DATA TO PROCESS START

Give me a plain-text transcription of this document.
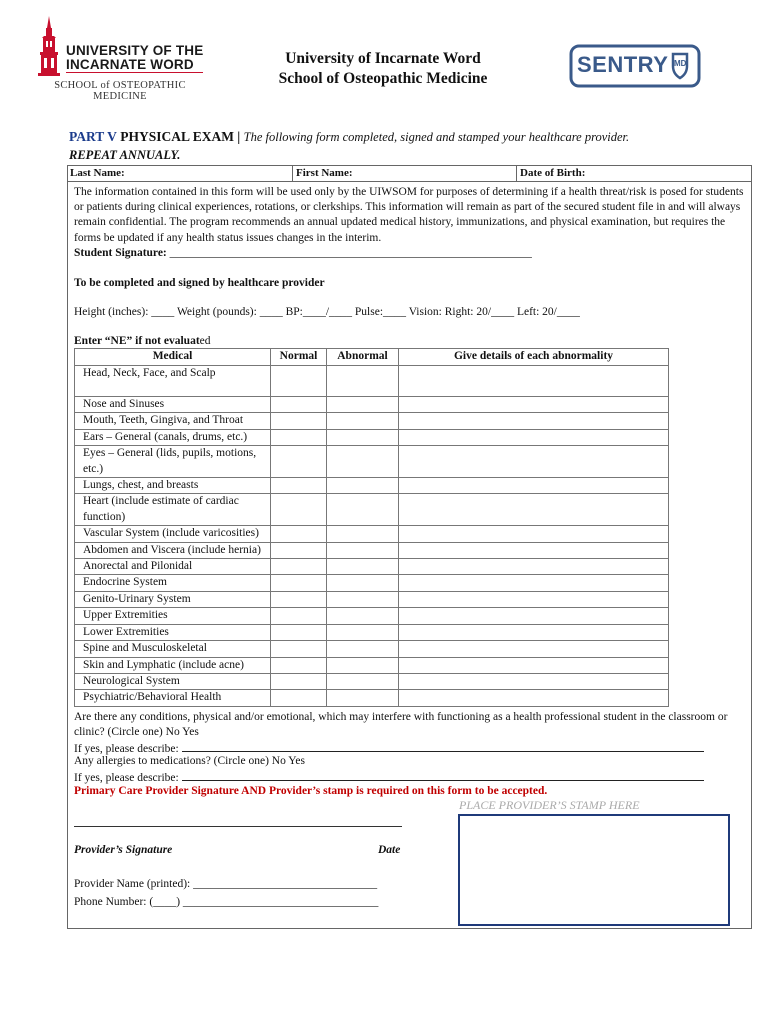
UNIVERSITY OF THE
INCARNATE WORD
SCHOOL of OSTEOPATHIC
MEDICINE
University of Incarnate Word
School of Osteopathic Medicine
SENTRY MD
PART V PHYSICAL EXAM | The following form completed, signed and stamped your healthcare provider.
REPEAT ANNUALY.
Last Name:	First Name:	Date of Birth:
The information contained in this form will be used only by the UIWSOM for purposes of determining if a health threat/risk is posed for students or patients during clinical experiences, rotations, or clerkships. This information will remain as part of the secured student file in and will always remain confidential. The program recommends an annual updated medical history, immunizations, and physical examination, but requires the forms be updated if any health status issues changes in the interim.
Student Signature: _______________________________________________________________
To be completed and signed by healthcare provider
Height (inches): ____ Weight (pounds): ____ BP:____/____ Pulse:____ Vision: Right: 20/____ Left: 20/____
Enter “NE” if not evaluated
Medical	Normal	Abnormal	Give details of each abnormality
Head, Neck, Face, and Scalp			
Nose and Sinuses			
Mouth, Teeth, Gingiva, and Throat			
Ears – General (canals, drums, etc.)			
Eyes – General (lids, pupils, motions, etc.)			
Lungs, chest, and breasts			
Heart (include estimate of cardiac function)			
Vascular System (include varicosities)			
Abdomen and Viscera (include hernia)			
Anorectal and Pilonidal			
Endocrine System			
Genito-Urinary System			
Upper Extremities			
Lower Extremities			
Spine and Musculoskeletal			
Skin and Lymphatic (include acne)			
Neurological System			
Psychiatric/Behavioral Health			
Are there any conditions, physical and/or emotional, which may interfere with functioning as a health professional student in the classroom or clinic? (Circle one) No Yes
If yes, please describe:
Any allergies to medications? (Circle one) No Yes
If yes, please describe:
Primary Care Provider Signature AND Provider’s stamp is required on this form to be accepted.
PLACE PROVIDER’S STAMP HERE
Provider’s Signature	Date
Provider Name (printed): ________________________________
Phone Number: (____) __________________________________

DATA TO PROCESS END
DATA TO PROCESS START

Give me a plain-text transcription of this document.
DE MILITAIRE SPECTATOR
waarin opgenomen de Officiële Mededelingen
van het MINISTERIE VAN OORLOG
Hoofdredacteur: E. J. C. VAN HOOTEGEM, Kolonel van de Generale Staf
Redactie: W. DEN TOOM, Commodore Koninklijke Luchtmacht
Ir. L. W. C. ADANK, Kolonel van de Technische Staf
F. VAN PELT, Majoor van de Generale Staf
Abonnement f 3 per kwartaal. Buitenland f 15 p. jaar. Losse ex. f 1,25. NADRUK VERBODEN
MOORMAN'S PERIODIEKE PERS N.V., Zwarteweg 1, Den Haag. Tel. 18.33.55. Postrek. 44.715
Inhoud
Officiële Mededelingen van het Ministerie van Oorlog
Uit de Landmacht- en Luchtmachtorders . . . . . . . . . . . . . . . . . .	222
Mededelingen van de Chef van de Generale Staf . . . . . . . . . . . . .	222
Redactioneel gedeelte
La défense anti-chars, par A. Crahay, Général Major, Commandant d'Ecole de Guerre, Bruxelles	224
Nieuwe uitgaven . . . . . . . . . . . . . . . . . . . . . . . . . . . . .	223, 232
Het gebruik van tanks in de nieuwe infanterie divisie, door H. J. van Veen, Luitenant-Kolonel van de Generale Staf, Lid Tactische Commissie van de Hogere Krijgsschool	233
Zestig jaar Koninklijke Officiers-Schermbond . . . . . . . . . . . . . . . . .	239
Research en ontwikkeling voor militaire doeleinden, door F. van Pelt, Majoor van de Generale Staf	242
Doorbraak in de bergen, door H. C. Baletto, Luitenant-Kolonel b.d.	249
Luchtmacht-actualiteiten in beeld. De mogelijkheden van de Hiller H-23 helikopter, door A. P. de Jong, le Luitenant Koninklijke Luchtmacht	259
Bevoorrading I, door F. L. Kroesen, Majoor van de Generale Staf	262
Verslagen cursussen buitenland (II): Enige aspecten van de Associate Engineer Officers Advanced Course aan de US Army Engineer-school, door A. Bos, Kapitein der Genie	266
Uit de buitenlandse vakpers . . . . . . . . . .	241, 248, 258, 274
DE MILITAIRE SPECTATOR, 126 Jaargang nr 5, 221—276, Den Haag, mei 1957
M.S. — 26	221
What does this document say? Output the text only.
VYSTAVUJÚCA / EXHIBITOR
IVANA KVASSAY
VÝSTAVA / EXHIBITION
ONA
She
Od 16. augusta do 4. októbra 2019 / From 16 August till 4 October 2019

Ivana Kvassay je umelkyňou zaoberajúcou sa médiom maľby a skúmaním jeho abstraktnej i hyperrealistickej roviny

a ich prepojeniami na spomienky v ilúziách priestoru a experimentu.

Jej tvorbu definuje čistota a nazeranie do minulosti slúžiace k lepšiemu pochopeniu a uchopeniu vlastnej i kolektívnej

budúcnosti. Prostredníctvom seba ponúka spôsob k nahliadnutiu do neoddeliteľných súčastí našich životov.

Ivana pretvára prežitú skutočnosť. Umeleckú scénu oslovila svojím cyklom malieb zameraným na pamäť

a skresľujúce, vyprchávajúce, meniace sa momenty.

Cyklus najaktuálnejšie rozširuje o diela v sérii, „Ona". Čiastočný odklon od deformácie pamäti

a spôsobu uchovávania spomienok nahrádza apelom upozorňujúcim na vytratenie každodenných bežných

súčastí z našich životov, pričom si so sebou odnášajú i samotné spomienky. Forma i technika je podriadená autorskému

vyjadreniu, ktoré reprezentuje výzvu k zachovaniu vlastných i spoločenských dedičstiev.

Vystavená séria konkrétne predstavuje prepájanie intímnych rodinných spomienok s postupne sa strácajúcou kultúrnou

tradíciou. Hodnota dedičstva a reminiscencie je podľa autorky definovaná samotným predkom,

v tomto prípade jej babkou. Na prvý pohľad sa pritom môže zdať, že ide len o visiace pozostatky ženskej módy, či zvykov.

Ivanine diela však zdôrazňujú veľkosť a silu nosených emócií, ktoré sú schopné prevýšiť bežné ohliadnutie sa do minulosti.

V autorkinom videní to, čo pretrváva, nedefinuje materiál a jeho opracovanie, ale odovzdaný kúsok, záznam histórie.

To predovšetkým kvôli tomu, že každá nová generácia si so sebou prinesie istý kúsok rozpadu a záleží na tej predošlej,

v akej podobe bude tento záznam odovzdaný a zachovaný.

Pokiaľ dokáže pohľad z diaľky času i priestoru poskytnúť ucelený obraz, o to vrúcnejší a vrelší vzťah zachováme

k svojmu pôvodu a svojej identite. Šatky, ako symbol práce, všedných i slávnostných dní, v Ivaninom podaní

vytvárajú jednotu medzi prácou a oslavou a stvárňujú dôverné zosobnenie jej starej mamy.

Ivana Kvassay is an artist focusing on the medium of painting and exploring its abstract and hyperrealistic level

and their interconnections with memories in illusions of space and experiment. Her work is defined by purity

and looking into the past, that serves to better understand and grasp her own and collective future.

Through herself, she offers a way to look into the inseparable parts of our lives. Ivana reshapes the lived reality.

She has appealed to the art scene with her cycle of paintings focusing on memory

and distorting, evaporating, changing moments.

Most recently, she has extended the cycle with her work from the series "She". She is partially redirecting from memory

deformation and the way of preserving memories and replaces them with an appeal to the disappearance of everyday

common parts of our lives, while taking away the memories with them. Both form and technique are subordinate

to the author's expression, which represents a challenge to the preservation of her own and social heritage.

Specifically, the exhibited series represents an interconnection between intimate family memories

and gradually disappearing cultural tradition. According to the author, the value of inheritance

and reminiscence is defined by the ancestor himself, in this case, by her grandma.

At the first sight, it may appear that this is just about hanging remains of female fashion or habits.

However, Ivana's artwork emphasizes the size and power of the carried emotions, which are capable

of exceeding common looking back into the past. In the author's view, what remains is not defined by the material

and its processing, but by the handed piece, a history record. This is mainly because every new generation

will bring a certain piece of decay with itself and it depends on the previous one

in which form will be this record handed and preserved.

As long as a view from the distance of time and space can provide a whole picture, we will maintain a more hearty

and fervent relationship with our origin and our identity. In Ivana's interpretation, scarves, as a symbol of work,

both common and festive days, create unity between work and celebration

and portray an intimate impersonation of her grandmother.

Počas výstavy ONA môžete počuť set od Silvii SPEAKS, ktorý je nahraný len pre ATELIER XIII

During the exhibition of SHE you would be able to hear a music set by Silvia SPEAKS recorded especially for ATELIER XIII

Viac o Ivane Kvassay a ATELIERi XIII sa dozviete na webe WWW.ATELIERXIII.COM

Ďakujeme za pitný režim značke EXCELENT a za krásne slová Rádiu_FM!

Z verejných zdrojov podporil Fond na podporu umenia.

DATA TO PROCESS END
DATA TO PROCESS START

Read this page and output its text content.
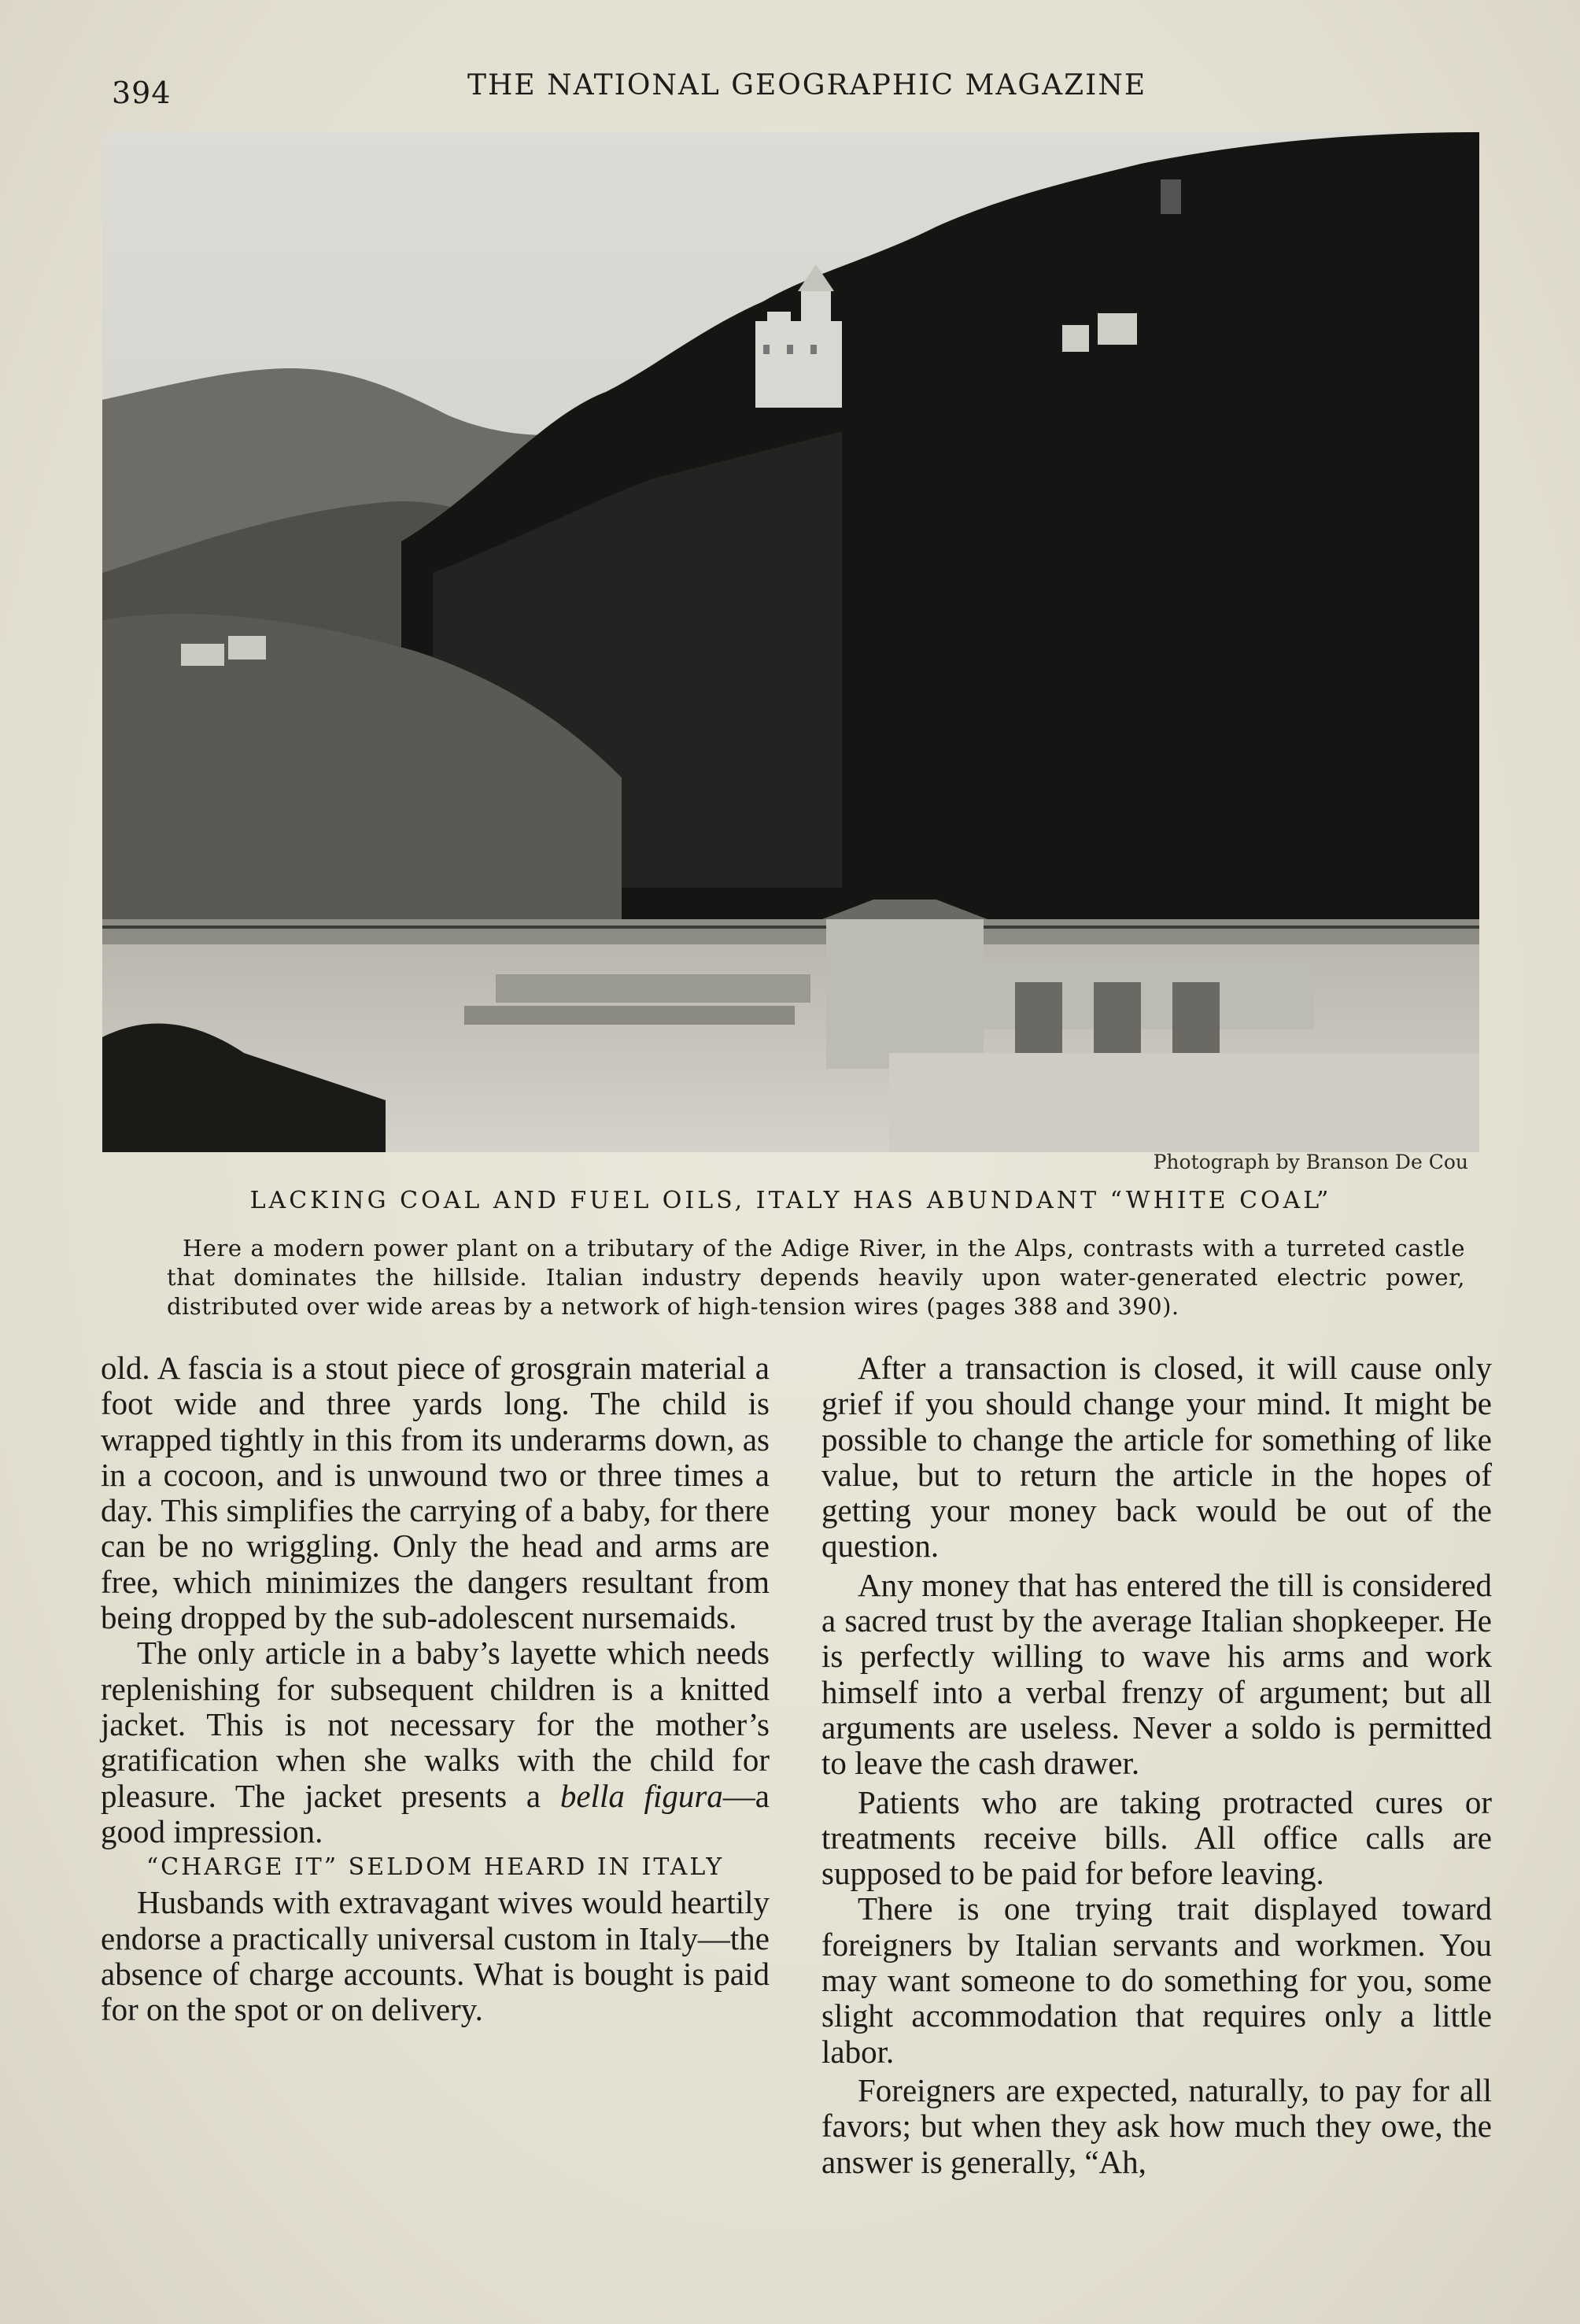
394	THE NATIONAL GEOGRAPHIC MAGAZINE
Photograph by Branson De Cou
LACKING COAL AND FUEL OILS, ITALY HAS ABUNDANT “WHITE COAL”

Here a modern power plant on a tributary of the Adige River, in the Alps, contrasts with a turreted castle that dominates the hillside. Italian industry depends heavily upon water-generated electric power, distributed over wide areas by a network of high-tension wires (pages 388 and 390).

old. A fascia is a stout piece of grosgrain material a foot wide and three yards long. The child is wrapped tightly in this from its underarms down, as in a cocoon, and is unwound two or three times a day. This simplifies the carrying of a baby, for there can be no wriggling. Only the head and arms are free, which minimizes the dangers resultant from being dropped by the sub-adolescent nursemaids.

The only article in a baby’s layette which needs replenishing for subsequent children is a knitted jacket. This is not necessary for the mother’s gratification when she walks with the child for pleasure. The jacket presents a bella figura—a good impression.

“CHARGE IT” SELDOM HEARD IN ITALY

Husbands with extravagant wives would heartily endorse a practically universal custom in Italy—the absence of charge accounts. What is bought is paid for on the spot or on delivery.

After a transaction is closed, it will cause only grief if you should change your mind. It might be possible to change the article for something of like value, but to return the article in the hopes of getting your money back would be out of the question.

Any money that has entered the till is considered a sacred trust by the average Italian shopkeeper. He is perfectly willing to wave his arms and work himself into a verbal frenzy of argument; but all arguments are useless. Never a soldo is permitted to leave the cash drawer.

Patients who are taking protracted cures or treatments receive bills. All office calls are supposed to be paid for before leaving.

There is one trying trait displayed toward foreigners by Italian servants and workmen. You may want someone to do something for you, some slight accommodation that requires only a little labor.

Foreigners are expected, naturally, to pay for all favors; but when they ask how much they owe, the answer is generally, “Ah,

DATA TO PROCESS END

# [EXERCISE DIRECTIONS]
Lines that contain "Mededelingen" are the result; find them in the entries above and copy each one.

# [ANSWER SPACE]
waarin opgenomen de Officiële Mededelingen
Officiële Mededelingen van het Ministerie van Oorlog
Mededelingen van de Chef van de Generale Staf . . . . . . . . . . . . .	222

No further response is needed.